Material shown —
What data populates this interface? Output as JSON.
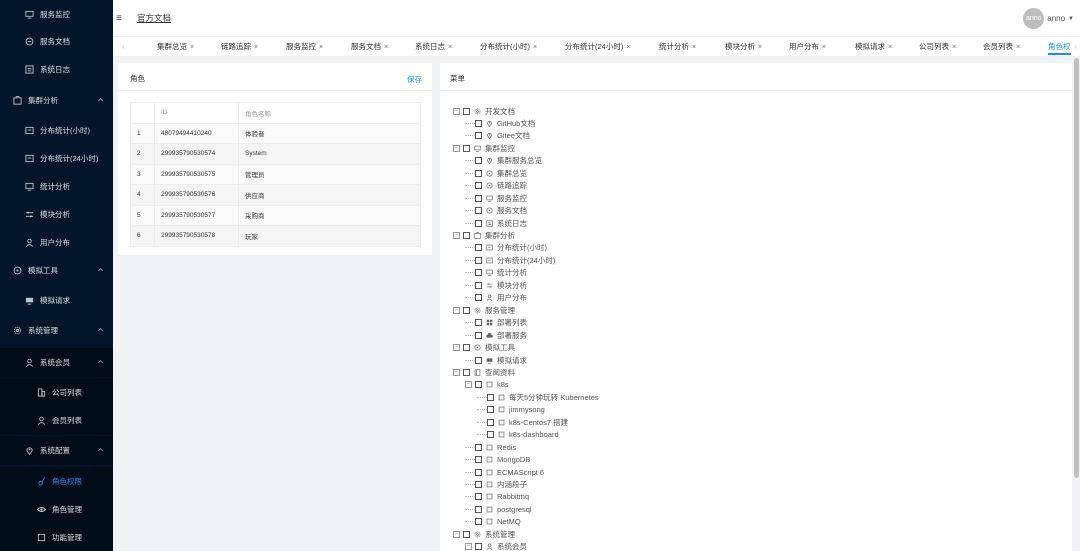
{
  "sidebar": {
    "items": [
      {
        "label": "服务监控",
        "icon": "monitor-icon",
        "level": "lv1"
      },
      {
        "label": "服务文档",
        "icon": "doc-icon",
        "level": "lv1"
      },
      {
        "label": "系统日志",
        "icon": "log-icon",
        "level": "lv1"
      },
      {
        "label": "集群分析",
        "icon": "cluster-icon",
        "level": "lv0",
        "arrow": true
      },
      {
        "label": "分布统计(小时)",
        "icon": "chart-icon",
        "level": "lv1"
      },
      {
        "label": "分布统计(24小时)",
        "icon": "chart-icon",
        "level": "lv1"
      },
      {
        "label": "统计分析",
        "icon": "monitor-icon",
        "level": "lv1"
      },
      {
        "label": "模块分析",
        "icon": "sliders-icon",
        "level": "lv1"
      },
      {
        "label": "用户分布",
        "icon": "user-icon",
        "level": "lv1"
      },
      {
        "label": "模拟工具",
        "icon": "tool-icon",
        "level": "lv0",
        "arrow": true
      },
      {
        "label": "模拟请求",
        "icon": "request-icon",
        "level": "lv1"
      },
      {
        "label": "系统管理",
        "icon": "settings-icon",
        "level": "lv0",
        "arrow": true
      },
      {
        "label": "系统会员",
        "icon": "user-icon",
        "level": "lv2",
        "arrow": true
      },
      {
        "label": "公司列表",
        "icon": "building-icon",
        "level": "lv3"
      },
      {
        "label": "会员列表",
        "icon": "user-icon",
        "level": "lv3"
      },
      {
        "label": "系统配置",
        "icon": "location-icon",
        "level": "lv2",
        "arrow": true
      },
      {
        "label": "角色权限",
        "icon": "key-icon",
        "level": "lv3",
        "active": true
      },
      {
        "label": "角色管理",
        "icon": "eye-icon",
        "level": "lv3"
      },
      {
        "label": "功能管理",
        "icon": "square-icon",
        "level": "lv3"
      }
    ]
  },
  "header": {
    "menu_icon": "≡",
    "breadcrumb": "官方文档",
    "avatar_text": "anno",
    "username": "anno",
    "caret": "▼"
  },
  "tabs": {
    "prev": "‹",
    "next": "›",
    "close_glyph": "×",
    "items": [
      {
        "label": "集群总览"
      },
      {
        "label": "链路追踪"
      },
      {
        "label": "服务监控"
      },
      {
        "label": "服务文档"
      },
      {
        "label": "系统日志"
      },
      {
        "label": "分布统计(小时)"
      },
      {
        "label": "分布统计(24小时)"
      },
      {
        "label": "统计分析"
      },
      {
        "label": "模块分析"
      },
      {
        "label": "用户分布"
      },
      {
        "label": "模拟请求"
      },
      {
        "label": "公司列表"
      },
      {
        "label": "会员列表"
      },
      {
        "label": "角色权",
        "active": true
      }
    ]
  },
  "roles_panel": {
    "title": "角色",
    "save": "保存",
    "columns": [
      "",
      "ID",
      "角色名称"
    ],
    "rows": [
      [
        "1",
        "48079494410240",
        "体验者"
      ],
      [
        "2",
        "299935790530574",
        "System"
      ],
      [
        "3",
        "299935790530575",
        "管理员"
      ],
      [
        "4",
        "299935790530576",
        "供应商"
      ],
      [
        "5",
        "299935790530577",
        "采购商"
      ],
      [
        "6",
        "299935790530578",
        "玩家"
      ]
    ]
  },
  "menu_panel": {
    "title": "菜单",
    "tree": [
      {
        "label": "开发文档",
        "icon": "settings-icon",
        "depth": 0,
        "toggle": "⊟"
      },
      {
        "label": "GitHub文档",
        "icon": "location-icon",
        "depth": 1
      },
      {
        "label": "Gitee文档",
        "icon": "location-icon",
        "depth": 1
      },
      {
        "label": "集群监控",
        "icon": "monitor-icon",
        "depth": 0,
        "toggle": "⊟"
      },
      {
        "label": "集群服务总览",
        "icon": "location-icon",
        "depth": 1
      },
      {
        "label": "集群总览",
        "icon": "tool-icon",
        "depth": 1
      },
      {
        "label": "链路追踪",
        "icon": "tool-icon",
        "depth": 1
      },
      {
        "label": "服务监控",
        "icon": "monitor-icon",
        "depth": 1
      },
      {
        "label": "服务文档",
        "icon": "tool-icon",
        "depth": 1
      },
      {
        "label": "系统日志",
        "icon": "log-icon",
        "depth": 1
      },
      {
        "label": "集群分析",
        "icon": "cluster-icon",
        "depth": 0,
        "toggle": "⊟"
      },
      {
        "label": "分布统计(小时)",
        "icon": "chart-icon",
        "depth": 1
      },
      {
        "label": "分布统计(24小时)",
        "icon": "chart-icon",
        "depth": 1
      },
      {
        "label": "统计分析",
        "icon": "monitor-icon",
        "depth": 1
      },
      {
        "label": "模块分析",
        "icon": "sliders-icon",
        "depth": 1
      },
      {
        "label": "用户分布",
        "icon": "user-icon",
        "depth": 1
      },
      {
        "label": "服务管理",
        "icon": "settings-icon",
        "depth": 0,
        "toggle": "⊟"
      },
      {
        "label": "部署列表",
        "icon": "grid-icon",
        "depth": 1
      },
      {
        "label": "部署服务",
        "icon": "cloud-icon",
        "depth": 1
      },
      {
        "label": "模拟工具",
        "icon": "tool-icon",
        "depth": 0,
        "toggle": "⊟"
      },
      {
        "label": "模拟请求",
        "icon": "request-icon",
        "depth": 1
      },
      {
        "label": "查阅资料",
        "icon": "book-icon",
        "depth": 0,
        "toggle": "⊟"
      },
      {
        "label": "k8s",
        "icon": "square-icon",
        "depth": 1,
        "toggle": "⊟"
      },
      {
        "label": "每天5分钟玩转 Kubernetes",
        "icon": "square-icon",
        "depth": 2
      },
      {
        "label": "jimmysong",
        "icon": "square-icon",
        "depth": 2
      },
      {
        "label": "k8s-Centos7 搭建",
        "icon": "square-icon",
        "depth": 2
      },
      {
        "label": "k8s-dashboard",
        "icon": "square-icon",
        "depth": 2
      },
      {
        "label": "Redis",
        "icon": "square-icon",
        "depth": 1
      },
      {
        "label": "MongoDB",
        "icon": "square-icon",
        "depth": 1
      },
      {
        "label": "ECMAScript 6",
        "icon": "square-icon",
        "depth": 1
      },
      {
        "label": "内涵段子",
        "icon": "square-icon",
        "depth": 1
      },
      {
        "label": "Rabbitmq",
        "icon": "square-icon",
        "depth": 1
      },
      {
        "label": "postgresql",
        "icon": "square-icon",
        "depth": 1
      },
      {
        "label": "NetMQ",
        "icon": "square-icon",
        "depth": 1
      },
      {
        "label": "系统管理",
        "icon": "settings-icon",
        "depth": 0,
        "toggle": "⊟"
      },
      {
        "label": "系统会员",
        "icon": "user-icon",
        "depth": 1,
        "toggle": "⊟"
      }
    ]
  },
  "colors": {
    "accent": "#1890ff",
    "sidebar_bg": "#001529"
  }
}
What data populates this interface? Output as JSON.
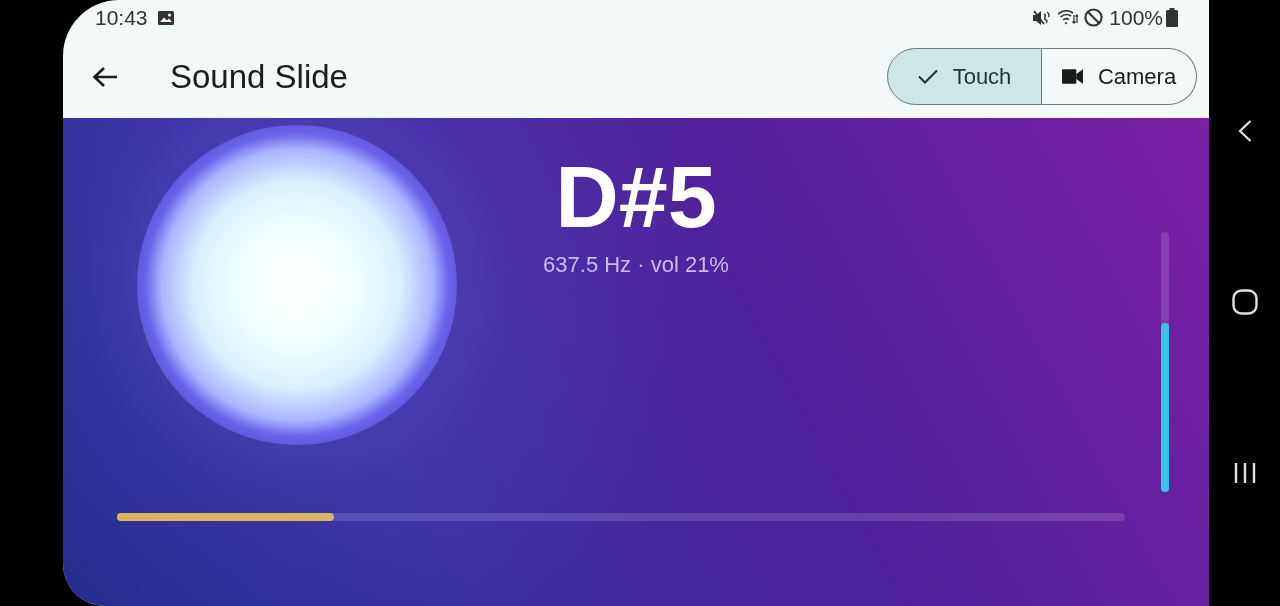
{
  "status_bar": {
    "time": "10:43",
    "battery": "100%"
  },
  "app_bar": {
    "title": "Sound Slide"
  },
  "mode_toggle": [
    {
      "label": "Touch",
      "kind": "touch",
      "selected": true
    },
    {
      "label": "Camera",
      "kind": "camera",
      "selected": false
    }
  ],
  "stage": {
    "note": "D#5",
    "reading": "637.5 Hz · vol 21%",
    "horizontal_bar": {
      "level": 0.215
    },
    "vertical_bar": {
      "level": 0.65
    }
  }
}
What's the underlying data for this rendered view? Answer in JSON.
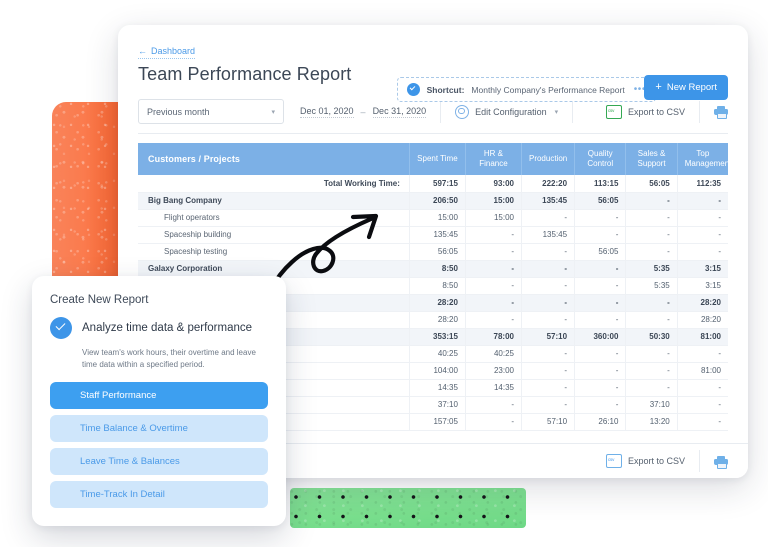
{
  "breadcrumb": {
    "label": "Dashboard",
    "icon": "arrow-left-icon"
  },
  "page_title": "Team Performance Report",
  "shortcut": {
    "label": "Shortcut:",
    "value": "Monthly Company's Performance Report",
    "more": "•••"
  },
  "new_report_button": {
    "label": "New Report",
    "plus": "+",
    "color": "#3d95e8"
  },
  "toolbar": {
    "period_select": {
      "value": "Previous month",
      "caret": "▾"
    },
    "date_from": "Dec 01, 2020",
    "date_dash": "–",
    "date_to": "Dec 31, 2020",
    "edit_configuration": "Edit Configuration",
    "edit_caret": "▾",
    "export_csv": "Export to CSV"
  },
  "footer": {
    "export_csv": "Export to CSV"
  },
  "table": {
    "columns": [
      "Customers / Projects",
      "Spent Time",
      "HR & Finance",
      "Production",
      "Quality Control",
      "Sales & Support",
      "Top Management"
    ],
    "rows": [
      {
        "type": "total",
        "name": "Total Working Time:",
        "values": [
          "597:15",
          "93:00",
          "222:20",
          "113:15",
          "56:05",
          "112:35"
        ]
      },
      {
        "type": "group",
        "name": "Big Bang Company",
        "values": [
          "206:50",
          "15:00",
          "135:45",
          "56:05",
          "-",
          "-"
        ]
      },
      {
        "type": "child",
        "name": "Flight operators",
        "values": [
          "15:00",
          "15:00",
          "-",
          "-",
          "-",
          "-"
        ]
      },
      {
        "type": "child",
        "name": "Spaceship building",
        "values": [
          "135:45",
          "-",
          "135:45",
          "-",
          "-",
          "-"
        ]
      },
      {
        "type": "child",
        "name": "Spaceship testing",
        "values": [
          "56:05",
          "-",
          "-",
          "56:05",
          "-",
          "-"
        ]
      },
      {
        "type": "group",
        "name": "Galaxy Corporation",
        "values": [
          "8:50",
          "-",
          "-",
          "-",
          "5:35",
          "3:15"
        ]
      },
      {
        "type": "child",
        "name": "",
        "values": [
          "8:50",
          "-",
          "-",
          "-",
          "5:35",
          "3:15"
        ]
      },
      {
        "type": "group",
        "name": "",
        "values": [
          "28:20",
          "-",
          "-",
          "-",
          "-",
          "28:20"
        ]
      },
      {
        "type": "child",
        "name": "",
        "values": [
          "28:20",
          "-",
          "-",
          "-",
          "-",
          "28:20"
        ]
      },
      {
        "type": "group",
        "name": "",
        "values": [
          "353:15",
          "78:00",
          "57:10",
          "360:00",
          "50:30",
          "81:00"
        ]
      },
      {
        "type": "child",
        "name": "",
        "values": [
          "40:25",
          "40:25",
          "-",
          "-",
          "-",
          "-"
        ]
      },
      {
        "type": "child",
        "name": "",
        "values": [
          "104:00",
          "23:00",
          "-",
          "-",
          "-",
          "81:00"
        ]
      },
      {
        "type": "child",
        "name": "",
        "values": [
          "14:35",
          "14:35",
          "-",
          "-",
          "-",
          "-"
        ]
      },
      {
        "type": "child",
        "name": "",
        "values": [
          "37:10",
          "-",
          "-",
          "-",
          "37:10",
          "-"
        ]
      },
      {
        "type": "child",
        "name": "",
        "values": [
          "157:05",
          "-",
          "57:10",
          "26:10",
          "13:20",
          "-"
        ]
      }
    ]
  },
  "card": {
    "title": "Create New Report",
    "option_title": "Analyze time data & performance",
    "description": "View team's work hours, their overtime and leave time data within a specified period.",
    "pills": [
      {
        "label": "Staff Performance",
        "active": true
      },
      {
        "label": "Time Balance & Overtime",
        "active": false
      },
      {
        "label": "Leave Time & Balances",
        "active": false
      },
      {
        "label": "Time-Track In Detail",
        "active": false
      }
    ]
  },
  "colors": {
    "accent": "#3d95e8",
    "table_header": "#7cb0e6",
    "pill_active": "#3d9ff0",
    "pill_idle": "#cfe6fb",
    "deco_orange": "#f8622c",
    "deco_green": "#7adf8e"
  }
}
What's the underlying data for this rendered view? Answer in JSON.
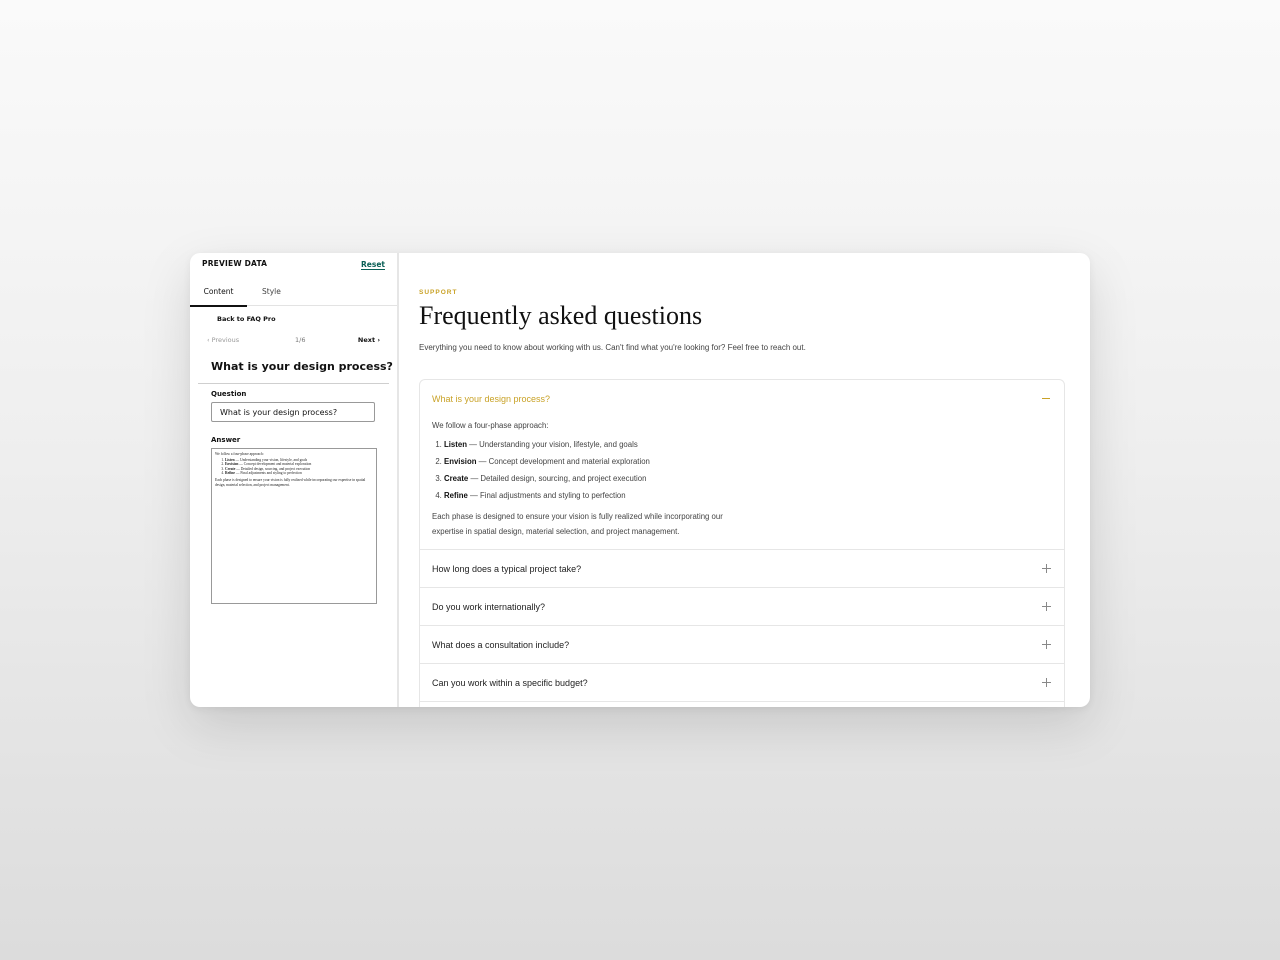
{
  "sidebar": {
    "title": "PREVIEW DATA",
    "reset_label": "Reset",
    "tabs": [
      {
        "label": "Content"
      },
      {
        "label": "Style"
      }
    ],
    "back_label": "Back to FAQ Pro",
    "prev_label": "‹ Previous",
    "next_label": "Next ›",
    "counter": "1/6",
    "current_question": "What is your design process?",
    "question_label": "Question",
    "question_value": "What is your design process?",
    "answer_label": "Answer",
    "answer_preview": {
      "intro": "We follow a four-phase approach:",
      "steps": [
        {
          "term": "Listen",
          "text": " — Understanding your vision, lifestyle, and goals"
        },
        {
          "term": "Envision",
          "text": " — Concept development and material exploration"
        },
        {
          "term": "Create",
          "text": " — Detailed design, sourcing, and project execution"
        },
        {
          "term": "Refine",
          "text": " — Final adjustments and styling to perfection"
        }
      ],
      "outro": "Each phase is designed to ensure your vision is fully realized while incorporating our expertise in spatial design, material selection, and project management."
    }
  },
  "main": {
    "eyebrow": "SUPPORT",
    "title": "Frequently asked questions",
    "subtitle": "Everything you need to know about working with us. Can't find what you're looking for? Feel free to reach out.",
    "accent_color": "#c9a227",
    "open_item": {
      "question": "What is your design process?",
      "intro": "We follow a four-phase approach:",
      "steps": [
        {
          "term": "Listen",
          "text": " — Understanding your vision, lifestyle, and goals"
        },
        {
          "term": "Envision",
          "text": " — Concept development and material exploration"
        },
        {
          "term": "Create",
          "text": " — Detailed design, sourcing, and project execution"
        },
        {
          "term": "Refine",
          "text": " — Final adjustments and styling to perfection"
        }
      ],
      "outro": "Each phase is designed to ensure your vision is fully realized while incorporating our expertise in spatial design, material selection, and project management."
    },
    "items": [
      {
        "question": "How long does a typical project take?"
      },
      {
        "question": "Do you work internationally?"
      },
      {
        "question": "What does a consultation include?"
      },
      {
        "question": "Can you work within a specific budget?"
      }
    ]
  }
}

Task statement — Using the records above, copy each line that contains "does".

Answer to this exercise —
        "question": "How long does a typical project take?"
        "question": "What does a consultation include?"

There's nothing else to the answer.